Dataset records:
%%
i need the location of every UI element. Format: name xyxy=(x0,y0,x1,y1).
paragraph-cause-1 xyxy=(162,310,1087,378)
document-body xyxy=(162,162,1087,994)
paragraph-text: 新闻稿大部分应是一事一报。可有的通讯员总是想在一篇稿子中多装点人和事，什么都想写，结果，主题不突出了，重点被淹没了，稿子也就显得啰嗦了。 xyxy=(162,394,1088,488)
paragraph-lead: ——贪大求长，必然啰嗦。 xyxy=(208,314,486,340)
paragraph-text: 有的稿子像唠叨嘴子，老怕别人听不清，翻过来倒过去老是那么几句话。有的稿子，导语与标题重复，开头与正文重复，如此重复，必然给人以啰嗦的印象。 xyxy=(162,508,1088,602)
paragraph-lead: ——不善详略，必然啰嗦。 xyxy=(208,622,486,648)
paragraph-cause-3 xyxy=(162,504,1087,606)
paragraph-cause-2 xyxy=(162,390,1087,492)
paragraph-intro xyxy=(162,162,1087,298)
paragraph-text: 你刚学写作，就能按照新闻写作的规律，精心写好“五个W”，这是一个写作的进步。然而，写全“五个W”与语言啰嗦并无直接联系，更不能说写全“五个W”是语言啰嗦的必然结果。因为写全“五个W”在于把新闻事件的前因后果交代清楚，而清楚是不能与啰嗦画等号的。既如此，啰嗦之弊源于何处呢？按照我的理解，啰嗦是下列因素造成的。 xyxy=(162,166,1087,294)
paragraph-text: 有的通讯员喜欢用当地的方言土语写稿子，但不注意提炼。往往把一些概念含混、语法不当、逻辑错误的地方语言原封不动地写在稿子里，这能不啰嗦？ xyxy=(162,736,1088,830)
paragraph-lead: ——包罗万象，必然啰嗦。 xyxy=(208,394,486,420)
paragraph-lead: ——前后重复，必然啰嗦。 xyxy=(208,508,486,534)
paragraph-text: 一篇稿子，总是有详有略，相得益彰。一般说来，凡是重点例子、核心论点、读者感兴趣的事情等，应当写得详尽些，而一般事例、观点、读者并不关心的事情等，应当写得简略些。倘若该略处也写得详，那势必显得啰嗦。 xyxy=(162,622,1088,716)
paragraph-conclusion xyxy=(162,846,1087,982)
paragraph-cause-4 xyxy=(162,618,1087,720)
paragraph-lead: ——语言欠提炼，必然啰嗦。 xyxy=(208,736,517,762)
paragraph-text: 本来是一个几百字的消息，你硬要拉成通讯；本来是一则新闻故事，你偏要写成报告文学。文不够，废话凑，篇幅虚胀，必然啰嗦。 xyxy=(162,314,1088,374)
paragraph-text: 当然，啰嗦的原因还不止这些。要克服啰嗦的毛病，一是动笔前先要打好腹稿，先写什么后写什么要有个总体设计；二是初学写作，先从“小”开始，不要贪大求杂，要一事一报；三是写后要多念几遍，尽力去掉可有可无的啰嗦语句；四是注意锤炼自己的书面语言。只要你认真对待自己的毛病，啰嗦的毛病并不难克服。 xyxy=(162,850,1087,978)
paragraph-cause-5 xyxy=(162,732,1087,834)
%%
Exercise requirements: Reproduce the data from its first line through the line containing "paragraph-intro xyxy=(162,162,1087,298)", inclusive, swapping "document-body" for "article-body" and leaving everything else unchanged.

Response to the exercise:
i need the location of every UI element. Format: name xyxy=(x0,y0,x1,y1).
paragraph-cause-1 xyxy=(162,310,1087,378)
article-body xyxy=(162,162,1087,994)
paragraph-text: 新闻稿大部分应是一事一报。可有的通讯员总是想在一篇稿子中多装点人和事，什么都想写，结果，主题不突出了，重点被淹没了，稿子也就显得啰嗦了。 xyxy=(162,394,1088,488)
paragraph-lead: ——贪大求长，必然啰嗦。 xyxy=(208,314,486,340)
paragraph-text: 有的稿子像唠叨嘴子，老怕别人听不清，翻过来倒过去老是那么几句话。有的稿子，导语与标题重复，开头与正文重复，如此重复，必然给人以啰嗦的印象。 xyxy=(162,508,1088,602)
paragraph-lead: ——不善详略，必然啰嗦。 xyxy=(208,622,486,648)
paragraph-cause-3 xyxy=(162,504,1087,606)
paragraph-cause-2 xyxy=(162,390,1087,492)
paragraph-intro xyxy=(162,162,1087,298)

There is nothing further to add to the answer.